* [Instructions for the task] Output the data below in full, byte for byte. Nothing may differ.

>>>>

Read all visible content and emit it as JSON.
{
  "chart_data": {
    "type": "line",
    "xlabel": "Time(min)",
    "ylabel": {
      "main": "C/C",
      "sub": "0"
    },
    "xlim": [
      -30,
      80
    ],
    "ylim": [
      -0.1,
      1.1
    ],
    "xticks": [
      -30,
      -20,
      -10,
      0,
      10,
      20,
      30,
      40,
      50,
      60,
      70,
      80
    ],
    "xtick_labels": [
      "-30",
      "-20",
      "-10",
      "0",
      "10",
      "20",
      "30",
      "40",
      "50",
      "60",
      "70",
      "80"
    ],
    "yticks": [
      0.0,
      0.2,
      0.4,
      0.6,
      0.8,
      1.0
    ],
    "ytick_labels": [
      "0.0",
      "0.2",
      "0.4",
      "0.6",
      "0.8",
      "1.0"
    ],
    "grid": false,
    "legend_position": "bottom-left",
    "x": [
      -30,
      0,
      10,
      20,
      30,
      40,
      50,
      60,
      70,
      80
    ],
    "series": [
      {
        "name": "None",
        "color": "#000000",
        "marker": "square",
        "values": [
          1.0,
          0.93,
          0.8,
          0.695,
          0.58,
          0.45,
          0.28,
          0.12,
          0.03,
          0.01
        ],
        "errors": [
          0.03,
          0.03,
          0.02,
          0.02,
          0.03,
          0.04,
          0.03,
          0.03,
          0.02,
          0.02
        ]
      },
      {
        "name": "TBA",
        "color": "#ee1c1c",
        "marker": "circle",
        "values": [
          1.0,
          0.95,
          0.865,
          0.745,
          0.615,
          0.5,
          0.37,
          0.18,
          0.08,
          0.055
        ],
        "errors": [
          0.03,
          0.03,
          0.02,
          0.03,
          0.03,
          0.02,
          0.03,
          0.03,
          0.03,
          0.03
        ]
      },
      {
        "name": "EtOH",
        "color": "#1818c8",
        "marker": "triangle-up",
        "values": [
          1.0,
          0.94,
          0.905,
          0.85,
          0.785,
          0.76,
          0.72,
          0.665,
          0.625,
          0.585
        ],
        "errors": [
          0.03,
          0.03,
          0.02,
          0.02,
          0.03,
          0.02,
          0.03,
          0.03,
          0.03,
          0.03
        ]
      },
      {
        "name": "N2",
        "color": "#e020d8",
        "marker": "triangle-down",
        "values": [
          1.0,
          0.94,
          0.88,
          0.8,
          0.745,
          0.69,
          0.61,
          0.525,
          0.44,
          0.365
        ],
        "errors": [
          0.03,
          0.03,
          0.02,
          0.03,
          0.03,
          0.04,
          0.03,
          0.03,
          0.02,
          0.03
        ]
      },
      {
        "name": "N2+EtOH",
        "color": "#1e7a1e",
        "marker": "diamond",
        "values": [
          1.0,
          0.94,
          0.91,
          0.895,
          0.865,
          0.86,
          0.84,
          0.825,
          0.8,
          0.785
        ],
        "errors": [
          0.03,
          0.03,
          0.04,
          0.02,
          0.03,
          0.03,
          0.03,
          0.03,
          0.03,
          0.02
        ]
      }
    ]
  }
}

<<<<

* [Written response]
Read all visible content and emit it as JSON.
{
  "chart_data": {
    "type": "line",
    "xlabel": "Time(min)",
    "ylabel": {
      "main": "C/C",
      "sub": "0"
    },
    "xlim": [
      -30,
      80
    ],
    "ylim": [
      -0.1,
      1.1
    ],
    "xticks": [
      -30,
      -20,
      -10,
      0,
      10,
      20,
      30,
      40,
      50,
      60,
      70,
      80
    ],
    "xtick_labels": [
      "-30",
      "-20",
      "-10",
      "0",
      "10",
      "20",
      "30",
      "40",
      "50",
      "60",
      "70",
      "80"
    ],
    "yticks": [
      0.0,
      0.2,
      0.4,
      0.6,
      0.8,
      1.0
    ],
    "ytick_labels": [
      "0.0",
      "0.2",
      "0.4",
      "0.6",
      "0.8",
      "1.0"
    ],
    "grid": false,
    "legend_position": "bottom-left",
    "x": [
      -30,
      0,
      10,
      20,
      30,
      40,
      50,
      60,
      70,
      80
    ],
    "series": [
      {
        "name": "None",
        "color": "#000000",
        "marker": "square",
        "values": [
          1.0,
          0.93,
          0.8,
          0.695,
          0.58,
          0.45,
          0.28,
          0.12,
          0.03,
          0.01
        ],
        "errors": [
          0.03,
          0.03,
          0.02,
          0.02,
          0.03,
          0.04,
          0.03,
          0.03,
          0.02,
          0.02
        ]
      },
      {
        "name": "TBA",
        "color": "#ee1c1c",
        "marker": "circle",
        "values": [
          1.0,
          0.95,
          0.865,
          0.745,
          0.615,
          0.5,
          0.37,
          0.18,
          0.08,
          0.055
        ],
        "errors": [
          0.03,
          0.03,
          0.02,
          0.03,
          0.03,
          0.02,
          0.03,
          0.03,
          0.03,
          0.03
        ]
      },
      {
        "name": "EtOH",
        "color": "#1818c8",
        "marker": "triangle-up",
        "values": [
          1.0,
          0.94,
          0.905,
          0.85,
          0.785,
          0.76,
          0.72,
          0.665,
          0.625,
          0.585
        ],
        "errors": [
          0.03,
          0.03,
          0.02,
          0.02,
          0.03,
          0.02,
          0.03,
          0.03,
          0.03,
          0.03
        ]
      },
      {
        "name": "N2",
        "color": "#e020d8",
        "marker": "triangle-down",
        "values": [
          1.0,
          0.94,
          0.88,
          0.8,
          0.745,
          0.69,
          0.61,
          0.525,
          0.44,
          0.365
        ],
        "errors": [
          0.03,
          0.03,
          0.02,
          0.03,
          0.03,
          0.04,
          0.03,
          0.03,
          0.02,
          0.03
        ]
      },
      {
        "name": "N2+EtOH",
        "color": "#1e7a1e",
        "marker": "diamond",
        "values": [
          1.0,
          0.94,
          0.91,
          0.895,
          0.865,
          0.86,
          0.84,
          0.825,
          0.8,
          0.785
        ],
        "errors": [
          0.03,
          0.03,
          0.04,
          0.02,
          0.03,
          0.03,
          0.03,
          0.03,
          0.03,
          0.02
        ]
      }
    ]
  }
}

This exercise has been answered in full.